-- start --
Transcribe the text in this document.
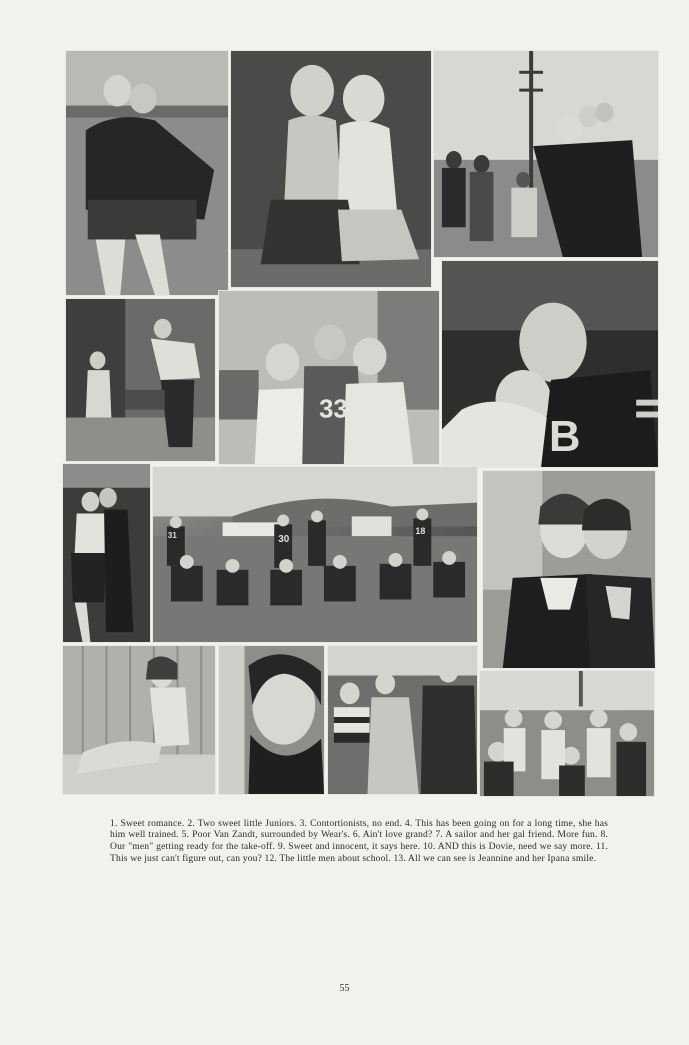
33
B
30
31	18

1. Sweet romance. 2. Two sweet little Juniors. 3. Contortionists, no end. 4. This has been going on for a long time, she has him well trained. 5. Poor Van Zandt, surrounded by Wear's. 6. Ain't love grand? 7. A sailor and her gal friend. More fun. 8. Our "men" getting ready for the take-off. 9. Sweet and innocent, it says here. 10. AND this is Dovie, need we say more. 11. This we just can't figure out, can you? 12. The little men about school. 13. All we can see is Jeannine and her Ipana smile.

55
-- end --
Gather each line of the listing containing the word "this" and show it.

▶ _Finished answer_
Transcribe the text in this document.
1. Sweet romance. 2. Two sweet little Juniors. 3. Contortionists, no end. 4. This has been going on for a long time, she has him well trained. 5. Poor Van Zandt, surrounded by Wear's. 6. Ain't love grand? 7. A sailor and her gal friend. More fun. 8. Our "men" getting ready for the take-off. 9. Sweet and innocent, it says here. 10. AND this is Dovie, need we say more. 11. This we just can't figure out, can you? 12. The little men about school. 13. All we can see is Jeannine and her Ipana smile.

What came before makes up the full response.